Reproduce the following material exactly, including every line.

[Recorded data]
----------------
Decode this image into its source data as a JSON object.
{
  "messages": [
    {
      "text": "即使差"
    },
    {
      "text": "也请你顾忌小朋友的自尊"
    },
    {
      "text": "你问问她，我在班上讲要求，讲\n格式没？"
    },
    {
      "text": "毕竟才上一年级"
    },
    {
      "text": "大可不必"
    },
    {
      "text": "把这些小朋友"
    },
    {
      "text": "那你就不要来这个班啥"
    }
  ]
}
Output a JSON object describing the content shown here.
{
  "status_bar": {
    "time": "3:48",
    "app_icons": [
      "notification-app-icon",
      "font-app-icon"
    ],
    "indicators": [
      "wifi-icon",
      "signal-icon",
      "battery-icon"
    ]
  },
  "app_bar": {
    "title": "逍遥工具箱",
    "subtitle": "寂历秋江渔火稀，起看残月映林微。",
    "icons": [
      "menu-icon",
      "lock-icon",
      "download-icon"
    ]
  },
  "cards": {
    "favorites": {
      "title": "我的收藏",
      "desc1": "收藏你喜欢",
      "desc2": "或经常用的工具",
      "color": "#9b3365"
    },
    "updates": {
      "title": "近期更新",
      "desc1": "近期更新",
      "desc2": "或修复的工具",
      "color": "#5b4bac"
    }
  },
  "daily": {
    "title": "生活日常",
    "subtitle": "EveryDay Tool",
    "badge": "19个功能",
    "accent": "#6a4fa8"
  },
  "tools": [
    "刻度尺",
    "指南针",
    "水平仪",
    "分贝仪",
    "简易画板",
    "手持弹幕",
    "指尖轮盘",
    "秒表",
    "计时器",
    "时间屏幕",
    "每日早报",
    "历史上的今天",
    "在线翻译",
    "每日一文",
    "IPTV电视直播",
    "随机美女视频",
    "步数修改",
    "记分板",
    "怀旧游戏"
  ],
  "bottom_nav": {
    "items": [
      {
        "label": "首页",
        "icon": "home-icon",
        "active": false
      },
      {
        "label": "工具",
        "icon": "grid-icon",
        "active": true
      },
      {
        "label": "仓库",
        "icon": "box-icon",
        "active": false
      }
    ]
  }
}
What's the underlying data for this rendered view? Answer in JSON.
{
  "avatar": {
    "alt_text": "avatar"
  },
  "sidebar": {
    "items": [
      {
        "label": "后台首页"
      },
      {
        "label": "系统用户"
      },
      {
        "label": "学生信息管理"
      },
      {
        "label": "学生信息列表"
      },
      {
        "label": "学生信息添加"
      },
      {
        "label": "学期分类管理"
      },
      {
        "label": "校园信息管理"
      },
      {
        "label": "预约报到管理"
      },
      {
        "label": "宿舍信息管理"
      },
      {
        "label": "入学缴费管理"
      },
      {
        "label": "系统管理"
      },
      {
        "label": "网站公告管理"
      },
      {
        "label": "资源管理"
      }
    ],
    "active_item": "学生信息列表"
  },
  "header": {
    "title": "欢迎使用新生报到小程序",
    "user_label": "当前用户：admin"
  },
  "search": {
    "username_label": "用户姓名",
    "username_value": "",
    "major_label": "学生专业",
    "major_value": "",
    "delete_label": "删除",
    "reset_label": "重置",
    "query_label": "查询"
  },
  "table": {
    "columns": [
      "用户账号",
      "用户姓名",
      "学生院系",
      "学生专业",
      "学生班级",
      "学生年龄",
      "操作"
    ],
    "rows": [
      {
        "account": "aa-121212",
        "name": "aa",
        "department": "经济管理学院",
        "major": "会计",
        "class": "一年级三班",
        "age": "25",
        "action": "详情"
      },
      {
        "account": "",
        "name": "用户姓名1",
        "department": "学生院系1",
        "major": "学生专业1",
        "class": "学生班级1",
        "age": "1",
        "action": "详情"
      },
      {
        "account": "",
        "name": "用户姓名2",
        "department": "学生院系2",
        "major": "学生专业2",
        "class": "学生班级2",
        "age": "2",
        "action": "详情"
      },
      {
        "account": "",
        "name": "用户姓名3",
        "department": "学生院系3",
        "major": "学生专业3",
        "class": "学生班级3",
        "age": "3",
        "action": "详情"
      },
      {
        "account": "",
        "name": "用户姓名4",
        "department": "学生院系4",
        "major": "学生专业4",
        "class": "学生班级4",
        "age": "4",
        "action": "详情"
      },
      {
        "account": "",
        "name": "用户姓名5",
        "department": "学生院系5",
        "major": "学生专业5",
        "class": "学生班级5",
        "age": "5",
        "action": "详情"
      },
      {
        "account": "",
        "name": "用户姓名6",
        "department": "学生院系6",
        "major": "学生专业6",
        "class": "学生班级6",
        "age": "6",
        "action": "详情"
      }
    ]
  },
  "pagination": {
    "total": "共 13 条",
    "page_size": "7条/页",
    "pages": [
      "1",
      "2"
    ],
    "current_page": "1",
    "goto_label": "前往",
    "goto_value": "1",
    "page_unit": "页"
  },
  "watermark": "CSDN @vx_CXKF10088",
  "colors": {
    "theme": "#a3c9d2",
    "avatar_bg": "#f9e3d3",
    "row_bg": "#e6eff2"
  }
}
----------------
◆ **Response to this task**:
Decode this image into its source data as a JSON object.
{
  "messages": [
    {
      "text": "即使差"
    },
    {
      "text": "也请你顾忌小朋友的自尊"
    },
    {
      "text": "你问问她，我在班上讲要求，讲\n格式没？"
    },
    {
      "text": "毕竟才上一年级"
    },
    {
      "text": "大可不必"
    },
    {
      "text": "把这些小朋友"
    },
    {
      "text": "那你就不要来这个班啥"
    }
  ]
}
Output a JSON object describing the content shown here.
{
  "status_bar": {
    "time": "3:48",
    "app_icons": [
      "notification-app-icon",
      "font-app-icon"
    ],
    "indicators": [
      "wifi-icon",
      "signal-icon",
      "battery-icon"
    ]
  },
  "app_bar": {
    "title": "逍遥工具箱",
    "subtitle": "寂历秋江渔火稀，起看残月映林微。",
    "icons": [
      "menu-icon",
      "lock-icon",
      "download-icon"
    ]
  },
  "cards": {
    "favorites": {
      "title": "我的收藏",
      "desc1": "收藏你喜欢",
      "desc2": "或经常用的工具",
      "color": "#9b3365"
    },
    "updates": {
      "title": "近期更新",
      "desc1": "近期更新",
      "desc2": "或修复的工具",
      "color": "#5b4bac"
    }
  },
  "daily": {
    "title": "生活日常",
    "subtitle": "EveryDay Tool",
    "badge": "19个功能",
    "accent": "#6a4fa8"
  },
  "tools": [
    "刻度尺",
    "指南针",
    "水平仪",
    "分贝仪",
    "简易画板",
    "手持弹幕",
    "指尖轮盘",
    "秒表",
    "计时器",
    "时间屏幕",
    "每日早报",
    "历史上的今天",
    "在线翻译",
    "每日一文",
    "IPTV电视直播",
    "随机美女视频",
    "步数修改",
    "记分板",
    "怀旧游戏"
  ],
  "bottom_nav": {
    "items": [
      {
        "label": "首页",
        "icon": "home-icon",
        "active": false
      },
      {
        "label": "工具",
        "icon": "grid-icon",
        "active": true
      },
      {
        "label": "仓库",
        "icon": "box-icon",
        "active": false
      }
    ]
  }
}
What's the underlying data for this rendered view? Answer in JSON.
{
  "avatar": {
    "alt_text": "avatar"
  },
  "sidebar": {
    "items": [
      {
        "label": "后台首页"
      },
      {
        "label": "系统用户"
      },
      {
        "label": "学生信息管理"
      },
      {
        "label": "学生信息列表"
      },
      {
        "label": "学生信息添加"
      },
      {
        "label": "学期分类管理"
      },
      {
        "label": "校园信息管理"
      },
      {
        "label": "预约报到管理"
      },
      {
        "label": "宿舍信息管理"
      },
      {
        "label": "入学缴费管理"
      },
      {
        "label": "系统管理"
      },
      {
        "label": "网站公告管理"
      },
      {
        "label": "资源管理"
      }
    ],
    "active_item": "学生信息列表"
  },
  "header": {
    "title": "欢迎使用新生报到小程序",
    "user_label": "当前用户：admin"
  },
  "search": {
    "username_label": "用户姓名",
    "username_value": "",
    "major_label": "学生专业",
    "major_value": "",
    "delete_label": "删除",
    "reset_label": "重置",
    "query_label": "查询"
  },
  "table": {
    "columns": [
      "用户账号",
      "用户姓名",
      "学生院系",
      "学生专业",
      "学生班级",
      "学生年龄",
      "操作"
    ],
    "rows": [
      {
        "account": "aa-121212",
        "name": "aa",
        "department": "经济管理学院",
        "major": "会计",
        "class": "一年级三班",
        "age": "25",
        "action": "详情"
      },
      {
        "account": "",
        "name": "用户姓名1",
        "department": "学生院系1",
        "major": "学生专业1",
        "class": "学生班级1",
        "age": "1",
        "action": "详情"
      },
      {
        "account": "",
        "name": "用户姓名2",
        "department": "学生院系2",
        "major": "学生专业2",
        "class": "学生班级2",
        "age": "2",
        "action": "详情"
      },
      {
        "account": "",
        "name": "用户姓名3",
        "department": "学生院系3",
        "major": "学生专业3",
        "class": "学生班级3",
        "age": "3",
        "action": "详情"
      },
      {
        "account": "",
        "name": "用户姓名4",
        "department": "学生院系4",
        "major": "学生专业4",
        "class": "学生班级4",
        "age": "4",
        "action": "详情"
      },
      {
        "account": "",
        "name": "用户姓名5",
        "department": "学生院系5",
        "major": "学生专业5",
        "class": "学生班级5",
        "age": "5",
        "action": "详情"
      },
      {
        "account": "",
        "name": "用户姓名6",
        "department": "学生院系6",
        "major": "学生专业6",
        "class": "学生班级6",
        "age": "6",
        "action": "详情"
      }
    ]
  },
  "pagination": {
    "total": "共 13 条",
    "page_size": "7条/页",
    "pages": [
      "1",
      "2"
    ],
    "current_page": "1",
    "goto_label": "前往",
    "goto_value": "1",
    "page_unit": "页"
  },
  "watermark": "CSDN @vx_CXKF10088",
  "colors": {
    "theme": "#a3c9d2",
    "avatar_bg": "#f9e3d3",
    "row_bg": "#e6eff2"
  }
}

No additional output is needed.